Lesetext:
-.-.-

Detlef Wetzel: Die von Gesamtmetall-Präsident Kannegiesser heraufbeschworenen Folgen für die Kostensituation der weiterverarbeitenden Industrie sind natürlich an den Haaren herbeigezogen. Bei dem geringen Anteil der Lohnkosten an den gesamten Kos-ten der Stahlerzeugung und bei der geringen Belas-stung der erwarteten Gewinne ist eine preistreibende Wirkung der Tarifrunde völlig undenkbar, geradezu absurd.
Das Parlament: Hat die Kapitalismus-Debatte der IG Metall Rückenwind in den Stahl-Verhandlungen gebracht?
Detlef Wetzel: Wir konnten das in jeder Hinsicht angemessene Tarifergebnis erreichen, weil wir in den Betrieben der Branche sehr gut organisiert sind. Den Rückenwind gab es bei der anschließenden öffentlichen Bewertung. Das ist gut so. Schließlich muss es auch künftig darum gehen, die Menschen an guten Unternehmensgewinnen zu beteiligen.

-.-.-

Bereitgestelltes Material:

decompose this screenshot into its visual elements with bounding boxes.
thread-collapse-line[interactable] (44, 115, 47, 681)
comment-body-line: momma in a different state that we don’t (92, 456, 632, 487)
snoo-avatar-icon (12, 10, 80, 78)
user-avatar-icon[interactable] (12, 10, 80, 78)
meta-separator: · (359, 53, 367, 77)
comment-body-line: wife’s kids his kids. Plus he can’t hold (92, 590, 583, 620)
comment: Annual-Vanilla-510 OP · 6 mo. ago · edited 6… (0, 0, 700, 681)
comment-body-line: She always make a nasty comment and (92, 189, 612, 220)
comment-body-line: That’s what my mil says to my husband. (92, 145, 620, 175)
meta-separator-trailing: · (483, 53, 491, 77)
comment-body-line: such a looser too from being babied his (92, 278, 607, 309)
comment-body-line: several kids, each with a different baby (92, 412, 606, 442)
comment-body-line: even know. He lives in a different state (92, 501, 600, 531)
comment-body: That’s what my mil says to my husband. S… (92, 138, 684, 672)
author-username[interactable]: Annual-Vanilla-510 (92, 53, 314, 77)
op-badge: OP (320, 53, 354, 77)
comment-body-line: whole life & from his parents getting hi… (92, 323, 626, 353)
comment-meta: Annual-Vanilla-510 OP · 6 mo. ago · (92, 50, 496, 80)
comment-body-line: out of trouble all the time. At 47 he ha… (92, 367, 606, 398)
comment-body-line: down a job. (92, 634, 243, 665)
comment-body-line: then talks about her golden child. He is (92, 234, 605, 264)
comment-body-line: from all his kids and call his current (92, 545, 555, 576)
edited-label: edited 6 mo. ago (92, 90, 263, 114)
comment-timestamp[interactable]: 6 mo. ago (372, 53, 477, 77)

-.-.-

Die Aufgaben:
[a] Fasse den Absatz aus dem Lesetext, der mit „Wir konnten das in jeder Hinsicht“ beginnt, als kurze Stichpunktliste zusammen und behalte dabei seine wesentlichen Aussagen bei.
[b] Gib an, welchem Verband Kannegiesser laut Lesetext als Präsident vorsteht.
[c] Erkläre in ein bis drei Sätzen, warum Detlef Wetzel eine preistreibende Wirkung der Tarifrunde im Lesetext für undenkbar hält.

Antworten je Aufgabe:
[a]
- Das angemessene Tarifergebnis wurde erreicht, weil die IG Metall in den Betrieben der Branche sehr gut organisiert ist.
- Rückenwind gab es erst bei der anschließenden öffentlichen Bewertung.
- Auch künftig sollen die Menschen an guten Unternehmensgewinnen beteiligt werden.

[b] Gesamtmetall

[c] Die Lohnkosten machen nur einen geringen Anteil an den gesamten Kosten der Stahlerzeugung aus. Zudem belastet die Tarifrunde die erwarteten Gewinne nur gering.